Request:
Take every line that has the string "screenshot" and copy it out.

Dataset entries:
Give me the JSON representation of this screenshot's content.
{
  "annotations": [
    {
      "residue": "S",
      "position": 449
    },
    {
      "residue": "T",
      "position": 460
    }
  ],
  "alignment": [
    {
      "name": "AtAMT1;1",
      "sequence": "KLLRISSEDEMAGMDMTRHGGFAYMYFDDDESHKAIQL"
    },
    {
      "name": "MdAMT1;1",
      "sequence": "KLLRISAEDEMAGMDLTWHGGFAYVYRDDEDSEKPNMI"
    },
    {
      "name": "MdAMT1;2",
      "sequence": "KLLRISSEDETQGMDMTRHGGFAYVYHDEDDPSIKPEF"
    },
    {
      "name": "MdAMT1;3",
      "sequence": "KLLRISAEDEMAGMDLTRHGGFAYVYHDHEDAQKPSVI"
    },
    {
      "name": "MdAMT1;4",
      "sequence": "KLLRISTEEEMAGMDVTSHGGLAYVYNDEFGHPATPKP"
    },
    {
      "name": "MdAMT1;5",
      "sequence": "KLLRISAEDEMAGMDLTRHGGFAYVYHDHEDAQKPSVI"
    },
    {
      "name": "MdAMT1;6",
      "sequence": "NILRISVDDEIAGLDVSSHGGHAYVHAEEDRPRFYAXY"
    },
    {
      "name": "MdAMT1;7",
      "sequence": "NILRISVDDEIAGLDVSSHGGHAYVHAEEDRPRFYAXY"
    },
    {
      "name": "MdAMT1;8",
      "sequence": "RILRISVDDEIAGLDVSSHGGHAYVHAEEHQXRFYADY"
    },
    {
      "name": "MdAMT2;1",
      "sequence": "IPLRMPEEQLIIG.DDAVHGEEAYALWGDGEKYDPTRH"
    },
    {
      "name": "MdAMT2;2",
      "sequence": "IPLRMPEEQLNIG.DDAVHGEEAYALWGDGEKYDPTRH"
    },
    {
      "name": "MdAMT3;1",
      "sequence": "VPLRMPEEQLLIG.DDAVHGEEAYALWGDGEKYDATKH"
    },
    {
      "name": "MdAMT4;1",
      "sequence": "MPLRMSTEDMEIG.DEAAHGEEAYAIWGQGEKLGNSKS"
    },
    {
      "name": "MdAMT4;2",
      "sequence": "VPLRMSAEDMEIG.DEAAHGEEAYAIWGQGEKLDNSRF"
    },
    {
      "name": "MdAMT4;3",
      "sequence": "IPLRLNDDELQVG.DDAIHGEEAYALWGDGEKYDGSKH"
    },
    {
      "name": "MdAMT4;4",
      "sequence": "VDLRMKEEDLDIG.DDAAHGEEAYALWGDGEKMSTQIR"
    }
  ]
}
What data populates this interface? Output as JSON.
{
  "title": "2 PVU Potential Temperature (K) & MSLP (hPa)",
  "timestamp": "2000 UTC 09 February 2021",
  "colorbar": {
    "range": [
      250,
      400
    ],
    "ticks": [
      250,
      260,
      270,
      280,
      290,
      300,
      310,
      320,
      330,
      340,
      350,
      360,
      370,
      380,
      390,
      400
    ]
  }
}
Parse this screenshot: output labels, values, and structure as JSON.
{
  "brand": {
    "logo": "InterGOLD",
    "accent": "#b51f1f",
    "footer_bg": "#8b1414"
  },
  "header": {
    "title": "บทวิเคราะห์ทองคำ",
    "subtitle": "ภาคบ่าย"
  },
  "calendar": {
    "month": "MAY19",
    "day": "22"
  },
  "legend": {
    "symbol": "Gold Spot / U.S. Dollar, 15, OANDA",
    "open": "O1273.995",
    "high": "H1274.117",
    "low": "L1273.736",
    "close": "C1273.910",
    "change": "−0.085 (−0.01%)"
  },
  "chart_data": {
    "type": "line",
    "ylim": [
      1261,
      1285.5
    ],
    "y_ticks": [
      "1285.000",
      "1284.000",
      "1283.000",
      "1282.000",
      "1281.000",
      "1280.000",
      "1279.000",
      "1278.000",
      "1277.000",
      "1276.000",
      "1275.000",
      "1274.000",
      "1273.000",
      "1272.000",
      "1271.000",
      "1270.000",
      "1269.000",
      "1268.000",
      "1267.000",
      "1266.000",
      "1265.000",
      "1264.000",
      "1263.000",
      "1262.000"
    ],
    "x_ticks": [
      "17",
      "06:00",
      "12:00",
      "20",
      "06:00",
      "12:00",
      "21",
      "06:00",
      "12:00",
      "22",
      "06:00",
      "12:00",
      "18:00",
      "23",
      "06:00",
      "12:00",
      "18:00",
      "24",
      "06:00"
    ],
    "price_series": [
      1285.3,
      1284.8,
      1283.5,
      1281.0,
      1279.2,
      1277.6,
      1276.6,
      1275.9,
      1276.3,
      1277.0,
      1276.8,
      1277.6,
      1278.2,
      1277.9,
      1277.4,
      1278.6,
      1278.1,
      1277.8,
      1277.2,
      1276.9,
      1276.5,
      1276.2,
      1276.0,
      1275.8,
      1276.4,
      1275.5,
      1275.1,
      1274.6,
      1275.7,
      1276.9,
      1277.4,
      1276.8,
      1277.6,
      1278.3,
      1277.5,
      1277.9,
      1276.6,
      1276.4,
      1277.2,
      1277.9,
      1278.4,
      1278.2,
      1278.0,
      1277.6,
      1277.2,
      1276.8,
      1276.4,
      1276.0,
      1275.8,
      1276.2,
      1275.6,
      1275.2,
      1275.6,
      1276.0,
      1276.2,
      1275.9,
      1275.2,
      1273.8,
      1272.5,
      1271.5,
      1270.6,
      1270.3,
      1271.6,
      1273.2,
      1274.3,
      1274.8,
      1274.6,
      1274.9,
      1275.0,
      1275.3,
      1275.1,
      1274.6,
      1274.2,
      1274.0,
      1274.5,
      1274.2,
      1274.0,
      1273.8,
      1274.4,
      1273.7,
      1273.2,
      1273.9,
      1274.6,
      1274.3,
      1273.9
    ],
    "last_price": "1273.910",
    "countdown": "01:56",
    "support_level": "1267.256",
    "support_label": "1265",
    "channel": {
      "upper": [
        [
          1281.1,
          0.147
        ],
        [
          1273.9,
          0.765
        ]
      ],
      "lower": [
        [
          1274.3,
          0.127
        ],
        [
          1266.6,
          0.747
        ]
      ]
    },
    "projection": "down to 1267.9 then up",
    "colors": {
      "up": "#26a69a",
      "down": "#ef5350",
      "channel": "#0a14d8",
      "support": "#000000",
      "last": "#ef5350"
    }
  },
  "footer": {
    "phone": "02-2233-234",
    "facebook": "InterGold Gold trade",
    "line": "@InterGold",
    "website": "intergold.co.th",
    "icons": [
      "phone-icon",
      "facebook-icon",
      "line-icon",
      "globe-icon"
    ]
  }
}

Full output:
Give me the JSON representation of this screenshot's content.
Parse this screenshot: output labels, values, and structure as JSON.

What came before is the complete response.